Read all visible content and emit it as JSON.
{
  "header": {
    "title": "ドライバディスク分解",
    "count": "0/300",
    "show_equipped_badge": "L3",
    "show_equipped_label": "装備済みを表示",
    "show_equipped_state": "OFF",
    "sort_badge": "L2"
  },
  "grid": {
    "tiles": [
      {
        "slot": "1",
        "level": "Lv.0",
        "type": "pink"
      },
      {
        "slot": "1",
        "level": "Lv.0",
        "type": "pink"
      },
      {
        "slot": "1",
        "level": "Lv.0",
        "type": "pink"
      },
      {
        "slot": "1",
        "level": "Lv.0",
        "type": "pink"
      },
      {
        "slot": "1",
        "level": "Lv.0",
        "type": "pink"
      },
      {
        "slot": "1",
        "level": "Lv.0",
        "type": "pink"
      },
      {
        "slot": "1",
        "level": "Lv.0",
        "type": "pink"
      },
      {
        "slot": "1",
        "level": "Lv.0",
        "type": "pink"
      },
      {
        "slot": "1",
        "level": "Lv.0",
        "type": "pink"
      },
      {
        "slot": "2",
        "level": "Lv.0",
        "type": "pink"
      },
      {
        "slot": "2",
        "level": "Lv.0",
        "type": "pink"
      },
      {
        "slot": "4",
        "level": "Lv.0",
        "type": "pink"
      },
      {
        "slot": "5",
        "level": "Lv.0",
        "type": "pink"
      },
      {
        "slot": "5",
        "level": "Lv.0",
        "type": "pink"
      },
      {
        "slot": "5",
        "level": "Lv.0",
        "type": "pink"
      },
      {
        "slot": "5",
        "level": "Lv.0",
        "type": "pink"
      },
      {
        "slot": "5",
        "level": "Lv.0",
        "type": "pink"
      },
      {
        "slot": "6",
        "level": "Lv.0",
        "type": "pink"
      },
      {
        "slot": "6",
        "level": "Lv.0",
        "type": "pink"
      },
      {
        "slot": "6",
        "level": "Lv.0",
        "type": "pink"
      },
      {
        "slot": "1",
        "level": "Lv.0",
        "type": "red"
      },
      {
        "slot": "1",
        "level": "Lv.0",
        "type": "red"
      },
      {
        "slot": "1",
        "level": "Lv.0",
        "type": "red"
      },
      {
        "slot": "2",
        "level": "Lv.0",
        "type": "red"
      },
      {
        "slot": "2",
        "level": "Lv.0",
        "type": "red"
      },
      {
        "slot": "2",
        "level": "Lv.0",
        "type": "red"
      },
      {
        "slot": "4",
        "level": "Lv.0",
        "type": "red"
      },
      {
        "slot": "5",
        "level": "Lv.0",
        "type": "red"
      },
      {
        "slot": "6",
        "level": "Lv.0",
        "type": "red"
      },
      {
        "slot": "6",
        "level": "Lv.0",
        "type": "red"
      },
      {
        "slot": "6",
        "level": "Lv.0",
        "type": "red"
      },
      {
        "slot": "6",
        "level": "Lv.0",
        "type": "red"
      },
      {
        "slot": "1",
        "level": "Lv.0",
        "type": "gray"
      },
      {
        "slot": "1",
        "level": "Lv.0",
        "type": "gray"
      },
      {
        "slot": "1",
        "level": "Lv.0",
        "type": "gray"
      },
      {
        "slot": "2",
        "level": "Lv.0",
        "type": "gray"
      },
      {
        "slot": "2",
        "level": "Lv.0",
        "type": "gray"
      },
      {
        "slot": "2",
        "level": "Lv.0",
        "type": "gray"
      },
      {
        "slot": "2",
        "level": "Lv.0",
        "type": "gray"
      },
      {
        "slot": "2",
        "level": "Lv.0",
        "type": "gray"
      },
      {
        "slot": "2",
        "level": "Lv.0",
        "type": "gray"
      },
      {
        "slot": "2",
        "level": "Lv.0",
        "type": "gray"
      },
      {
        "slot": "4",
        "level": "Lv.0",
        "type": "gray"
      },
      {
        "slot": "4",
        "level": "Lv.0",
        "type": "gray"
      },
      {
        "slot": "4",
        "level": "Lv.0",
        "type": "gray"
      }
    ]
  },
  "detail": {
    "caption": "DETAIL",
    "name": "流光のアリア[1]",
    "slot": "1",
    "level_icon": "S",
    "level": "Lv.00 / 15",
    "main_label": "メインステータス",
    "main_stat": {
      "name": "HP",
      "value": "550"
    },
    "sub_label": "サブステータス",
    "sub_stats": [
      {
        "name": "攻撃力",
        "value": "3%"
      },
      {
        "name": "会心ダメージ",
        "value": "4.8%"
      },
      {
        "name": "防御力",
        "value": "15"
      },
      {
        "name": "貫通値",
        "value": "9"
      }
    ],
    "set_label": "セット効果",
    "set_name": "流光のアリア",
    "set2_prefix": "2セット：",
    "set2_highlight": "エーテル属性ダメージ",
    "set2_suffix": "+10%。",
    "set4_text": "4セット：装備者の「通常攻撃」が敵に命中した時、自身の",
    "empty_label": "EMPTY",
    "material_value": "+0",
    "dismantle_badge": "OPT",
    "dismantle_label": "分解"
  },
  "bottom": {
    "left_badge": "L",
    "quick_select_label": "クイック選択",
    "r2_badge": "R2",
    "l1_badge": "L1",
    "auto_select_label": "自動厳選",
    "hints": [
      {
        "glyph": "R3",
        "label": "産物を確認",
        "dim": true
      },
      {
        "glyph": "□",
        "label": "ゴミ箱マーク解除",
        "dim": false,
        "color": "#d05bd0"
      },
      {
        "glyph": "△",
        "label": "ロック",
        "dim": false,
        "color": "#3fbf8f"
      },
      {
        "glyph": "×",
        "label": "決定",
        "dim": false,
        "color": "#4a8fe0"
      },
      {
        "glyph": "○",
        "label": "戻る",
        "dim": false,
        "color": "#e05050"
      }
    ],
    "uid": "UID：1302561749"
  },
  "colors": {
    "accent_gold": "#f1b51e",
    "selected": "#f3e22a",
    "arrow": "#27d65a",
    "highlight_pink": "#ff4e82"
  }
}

• [What the exercise asks] Your task is to output the full set of records exactly as presented.

• [Answer to the task]
Read all visible content and emit it as JSON.
{
  "header": {
    "title": "ドライバディスク分解",
    "count": "0/300",
    "show_equipped_badge": "L3",
    "show_equipped_label": "装備済みを表示",
    "show_equipped_state": "OFF",
    "sort_badge": "L2"
  },
  "grid": {
    "tiles": [
      {
        "slot": "1",
        "level": "Lv.0",
        "type": "pink"
      },
      {
        "slot": "1",
        "level": "Lv.0",
        "type": "pink"
      },
      {
        "slot": "1",
        "level": "Lv.0",
        "type": "pink"
      },
      {
        "slot": "1",
        "level": "Lv.0",
        "type": "pink"
      },
      {
        "slot": "1",
        "level": "Lv.0",
        "type": "pink"
      },
      {
        "slot": "1",
        "level": "Lv.0",
        "type": "pink"
      },
      {
        "slot": "1",
        "level": "Lv.0",
        "type": "pink"
      },
      {
        "slot": "1",
        "level": "Lv.0",
        "type": "pink"
      },
      {
        "slot": "1",
        "level": "Lv.0",
        "type": "pink"
      },
      {
        "slot": "2",
        "level": "Lv.0",
        "type": "pink"
      },
      {
        "slot": "2",
        "level": "Lv.0",
        "type": "pink"
      },
      {
        "slot": "4",
        "level": "Lv.0",
        "type": "pink"
      },
      {
        "slot": "5",
        "level": "Lv.0",
        "type": "pink"
      },
      {
        "slot": "5",
        "level": "Lv.0",
        "type": "pink"
      },
      {
        "slot": "5",
        "level": "Lv.0",
        "type": "pink"
      },
      {
        "slot": "5",
        "level": "Lv.0",
        "type": "pink"
      },
      {
        "slot": "5",
        "level": "Lv.0",
        "type": "pink"
      },
      {
        "slot": "6",
        "level": "Lv.0",
        "type": "pink"
      },
      {
        "slot": "6",
        "level": "Lv.0",
        "type": "pink"
      },
      {
        "slot": "6",
        "level": "Lv.0",
        "type": "pink"
      },
      {
        "slot": "1",
        "level": "Lv.0",
        "type": "red"
      },
      {
        "slot": "1",
        "level": "Lv.0",
        "type": "red"
      },
      {
        "slot": "1",
        "level": "Lv.0",
        "type": "red"
      },
      {
        "slot": "2",
        "level": "Lv.0",
        "type": "red"
      },
      {
        "slot": "2",
        "level": "Lv.0",
        "type": "red"
      },
      {
        "slot": "2",
        "level": "Lv.0",
        "type": "red"
      },
      {
        "slot": "4",
        "level": "Lv.0",
        "type": "red"
      },
      {
        "slot": "5",
        "level": "Lv.0",
        "type": "red"
      },
      {
        "slot": "6",
        "level": "Lv.0",
        "type": "red"
      },
      {
        "slot": "6",
        "level": "Lv.0",
        "type": "red"
      },
      {
        "slot": "6",
        "level": "Lv.0",
        "type": "red"
      },
      {
        "slot": "6",
        "level": "Lv.0",
        "type": "red"
      },
      {
        "slot": "1",
        "level": "Lv.0",
        "type": "gray"
      },
      {
        "slot": "1",
        "level": "Lv.0",
        "type": "gray"
      },
      {
        "slot": "1",
        "level": "Lv.0",
        "type": "gray"
      },
      {
        "slot": "2",
        "level": "Lv.0",
        "type": "gray"
      },
      {
        "slot": "2",
        "level": "Lv.0",
        "type": "gray"
      },
      {
        "slot": "2",
        "level": "Lv.0",
        "type": "gray"
      },
      {
        "slot": "2",
        "level": "Lv.0",
        "type": "gray"
      },
      {
        "slot": "2",
        "level": "Lv.0",
        "type": "gray"
      },
      {
        "slot": "2",
        "level": "Lv.0",
        "type": "gray"
      },
      {
        "slot": "2",
        "level": "Lv.0",
        "type": "gray"
      },
      {
        "slot": "4",
        "level": "Lv.0",
        "type": "gray"
      },
      {
        "slot": "4",
        "level": "Lv.0",
        "type": "gray"
      },
      {
        "slot": "4",
        "level": "Lv.0",
        "type": "gray"
      }
    ]
  },
  "detail": {
    "caption": "DETAIL",
    "name": "流光のアリア[1]",
    "slot": "1",
    "level_icon": "S",
    "level": "Lv.00 / 15",
    "main_label": "メインステータス",
    "main_stat": {
      "name": "HP",
      "value": "550"
    },
    "sub_label": "サブステータス",
    "sub_stats": [
      {
        "name": "攻撃力",
        "value": "3%"
      },
      {
        "name": "会心ダメージ",
        "value": "4.8%"
      },
      {
        "name": "防御力",
        "value": "15"
      },
      {
        "name": "貫通値",
        "value": "9"
      }
    ],
    "set_label": "セット効果",
    "set_name": "流光のアリア",
    "set2_prefix": "2セット：",
    "set2_highlight": "エーテル属性ダメージ",
    "set2_suffix": "+10%。",
    "set4_text": "4セット：装備者の「通常攻撃」が敵に命中した時、自身の",
    "empty_label": "EMPTY",
    "material_value": "+0",
    "dismantle_badge": "OPT",
    "dismantle_label": "分解"
  },
  "bottom": {
    "left_badge": "L",
    "quick_select_label": "クイック選択",
    "r2_badge": "R2",
    "l1_badge": "L1",
    "auto_select_label": "自動厳選",
    "hints": [
      {
        "glyph": "R3",
        "label": "産物を確認",
        "dim": true
      },
      {
        "glyph": "□",
        "label": "ゴミ箱マーク解除",
        "dim": false,
        "color": "#d05bd0"
      },
      {
        "glyph": "△",
        "label": "ロック",
        "dim": false,
        "color": "#3fbf8f"
      },
      {
        "glyph": "×",
        "label": "決定",
        "dim": false,
        "color": "#4a8fe0"
      },
      {
        "glyph": "○",
        "label": "戻る",
        "dim": false,
        "color": "#e05050"
      }
    ],
    "uid": "UID：1302561749"
  },
  "colors": {
    "accent_gold": "#f1b51e",
    "selected": "#f3e22a",
    "arrow": "#27d65a",
    "highlight_pink": "#ff4e82"
  }
}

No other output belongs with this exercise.